=== STORED DATA ===

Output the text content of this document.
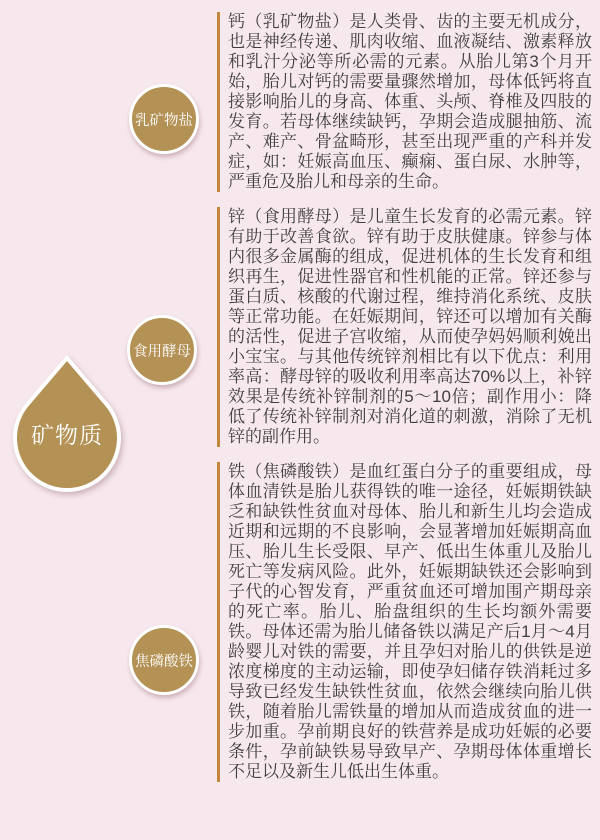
矿物质
乳矿物盐
食用酵母
焦磷酸铁
钙（乳矿物盐）是人类骨、齿的主要无机成分，也是神经传递、肌肉收缩、血液凝结、激素释放和乳汁分泌等所必需的元素。从胎儿第3个月开始，胎儿对钙的需要量骤然增加，母体低钙将直接影响胎儿的身高、体重、头颅、脊椎及四肢的发育。若母体继续缺钙，孕期会造成腿抽筋、流产、难产、骨盆畸形，甚至出现严重的产科并发症，如：妊娠高血压、癫痫、蛋白尿、水肿等，严重危及胎儿和母亲的生命。
锌（食用酵母）是儿童生长发育的必需元素。锌有助于改善食欲。锌有助于皮肤健康。锌参与体内很多金属酶的组成，促进机体的生长发育和组织再生，促进性器官和性机能的正常。锌还参与蛋白质、核酸的代谢过程，维持消化系统、皮肤等正常功能。在妊娠期间，锌还可以增加有关酶的活性，促进子宫收缩，从而使孕妈妈顺利娩出小宝宝。与其他传统锌剂相比有以下优点：利用率高：酵母锌的吸收利用率高达70%以上，补锌效果是传统补锌制剂的5～10倍；副作用小：降低了传统补锌制剂对消化道的刺激，消除了无机锌的副作用。
铁（焦磷酸铁）是血红蛋白分子的重要组成，母体血清铁是胎儿获得铁的唯一途径，妊娠期铁缺乏和缺铁性贫血对母体、胎儿和新生儿均会造成近期和远期的不良影响，会显著增加妊娠期高血压、胎儿生长受限、早产、低出生体重儿及胎儿死亡等发病风险。此外，妊娠期缺铁还会影响到子代的心智发育，严重贫血还可增加围产期母亲的死亡率。胎儿、胎盘组织的生长均额外需要铁。母体还需为胎儿储备铁以满足产后1月～4月龄婴儿对铁的需要，并且孕妇对胎儿的供铁是逆浓度梯度的主动运输，即使孕妇储存铁消耗过多导致已经发生缺铁性贫血，依然会继续向胎儿供铁，随着胎儿需铁量的增加从而造成贫血的进一步加重。孕前期良好的铁营养是成功妊娠的必要条件，孕前缺铁易导致早产、孕期母体体重增长不足以及新生儿低出生体重。
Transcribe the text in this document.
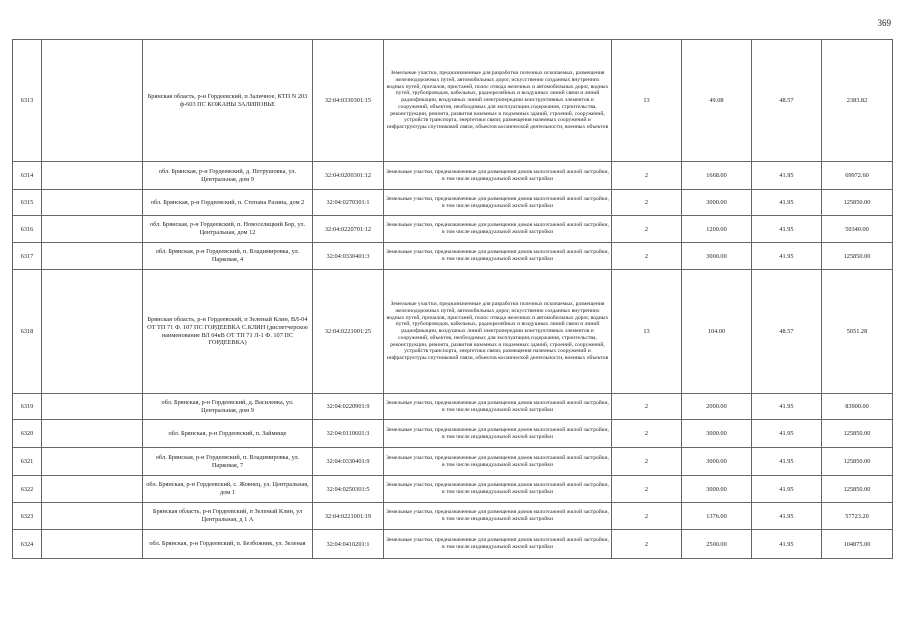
369
6313		Брянская область, р-н Гордеевский, п Заличное, КТП N 203 ф-603 ПС КОЖАНЫ ЗАЛИПОВЬЕ	32:04:0330301:15	Земельные участки, предназначенные для разработки полезных ископаемых, размещения железнодорожных путей, автомобильных дорог, искусственно созданных внутренних водных путей, причалов, пристаней, полос отвода железных и автомобильных дорог, водных путей, трубопроводов, кабельных, радиорелейных и воздушных линий связи и линий радиофикации, воздушных линий электропередачи конструктивных элементов и сооружений, объектов, необходимых для эксплуатации,содержания, строительства, реконструкции, ремонта, развития наземных и подземных зданий, строений, сооружений, устройств транспорта, энергетики связи; размещения наземных сооружений и инфраструктуры спутниковой связи, объектов космической деятельности, военных объектов	13	49.08	48.57	2383.82
6314		обл. Брянская, р-н Гордеевский, д. Петрушовка, ул. Центральная, дом 9	32:04:0200301:12	Земельные участки, предназначенные для размещения домов малоэтажной жилой застройки, в том числе индивидуальной жилой застройки	2	1668.00	41.95	69972.60
6315		обл. Брянская, р-н Гордеевский, п. Степана Разина, дом 2	32:04:0270301:1	Земельные участки, предназначенные для размещения домов малоэтажной жилой застройки, в том числе индивидуальной жилой застройки	2	3000.00	41.95	125850.00
6316		обл. Брянская, р-н Гордеевский, п. Новоселицкий Бор, ул. Центральная, дом 12	32:04:0220701:12	Земельные участки, предназначенные для размещения домов малоэтажной жилой застройки, в том числе индивидуальной жилой застройки	2	1200.00	41.95	50340.00
6317		обл. Брянская, р-н Гордеевский, п. Владимировка, ул. Парковая, 4	32:04:0330401:3	Земельные участки, предназначенные для размещения домов малоэтажной жилой застройки, в том числе индивидуальной жилой застройки	2	3000.00	41.95	125850.00
6318		Брянская область, р-н Гордеевский, п Зеленый Клин, ВЛ-04 ОТ ТП 71 Ф. 107 ПС ГОРДЕЕВКА С.КЛИН (диспетчерское наименование ВЛ 04кВ ОТ ТП 71 Л-1 Ф. 107 ПС ГОРДЕЕВКА)	32:04:0221001:25	Земельные участки, предназначенные для разработки полезных ископаемых, размещения железнодорожных путей, автомобильных дорог, искусственно созданных внутренних водных путей, причалов, пристаней, полос отвода железных и автомобильных дорог, водных путей, трубопроводов, кабельных, радиорелейных и воздушных линий связи и линий радиофикации, воздушных линий электропередачи конструктивных элементов и сооружений, объектов, необходимых для эксплуатации,содержания, строительства, реконструкции, ремонта, развития наземных и подземных зданий, строений, сооружений, устройств транспорта, энергетики связи; размещения наземных сооружений и инфраструктуры спутниковой связи, объектов космической деятельности, военных объектов	13	104.00	48.57	5051.28
6319		обл. Брянская, р-н Гордеевский, д. Василевка, ул. Центральная, дом 9	32:04:0220901:9	Земельные участки, предназначенные для размещения домов малоэтажной жилой застройки, в том числе индивидуальной жилой застройки	2	2000.00	41.95	83900.00
6320		обл. Брянская, р-н Гордеевский, п. Займище	32:04:0110601:3	Земельные участки, предназначенные для размещения домов малоэтажной жилой застройки, в том числе индивидуальной жилой застройки	2	3000.00	41.95	125850.00
6321		обл. Брянская, р-н Гордеевский, п. Владимировка, ул. Парковая, 7	32:04:0330401:9	Земельные участки, предназначенные для размещения домов малоэтажной жилой застройки, в том числе индивидуальной жилой застройки	2	3000.00	41.95	125850.00
6322		обл. Брянская, р-н Гордеевский, с. Жовнец, ул. Центральная, дом 1	32:04:0250301:5	Земельные участки, предназначенные для размещения домов малоэтажной жилой застройки, в том числе индивидуальной жилой застройки	2	3000.00	41.95	125850.00
6323		Брянская область, р-н Гордеевский, п Зеленый Клин, ул Центральная, д 1 А	32:04:0221001:19	Земельные участки, предназначенные для размещения домов малоэтажной жилой застройки, в том числе индивидуальной жилой застройки	2	1376.00	41.95	57723.20
6324		обл. Брянская, р-н Гордеевский, п. Безбожник, ул. Зеленая	32:04:0410201:1	Земельные участки, предназначенные для размещения домов малоэтажной жилой застройки, в том числе индивидуальной жилой застройки	2	2500.00	41.95	104875.00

===

Scan the material above for the string "食用酵母" and report each line where you find it.

食用酵母
锌（食用酵母）是儿童生长发育的必需元素。锌有助于改善食欲。锌有助于皮肤健康。锌参与体内很多金属酶的组成，促进机体的生长发育和组织再生，促进性器官和性机能的正常。锌还参与蛋白质、核酸的代谢过程，维持消化系统、皮肤等正常功能。在妊娠期间，锌还可以增加有关酶的活性，促进子宫收缩，从而使孕妈妈顺利娩出小宝宝。与其他传统锌剂相比有以下优点：利用率高：酵母锌的吸收利用率高达70%以上，补锌效果是传统补锌制剂的5～10倍；副作用小：降低了传统补锌制剂对消化道的刺激，消除了无机锌的副作用。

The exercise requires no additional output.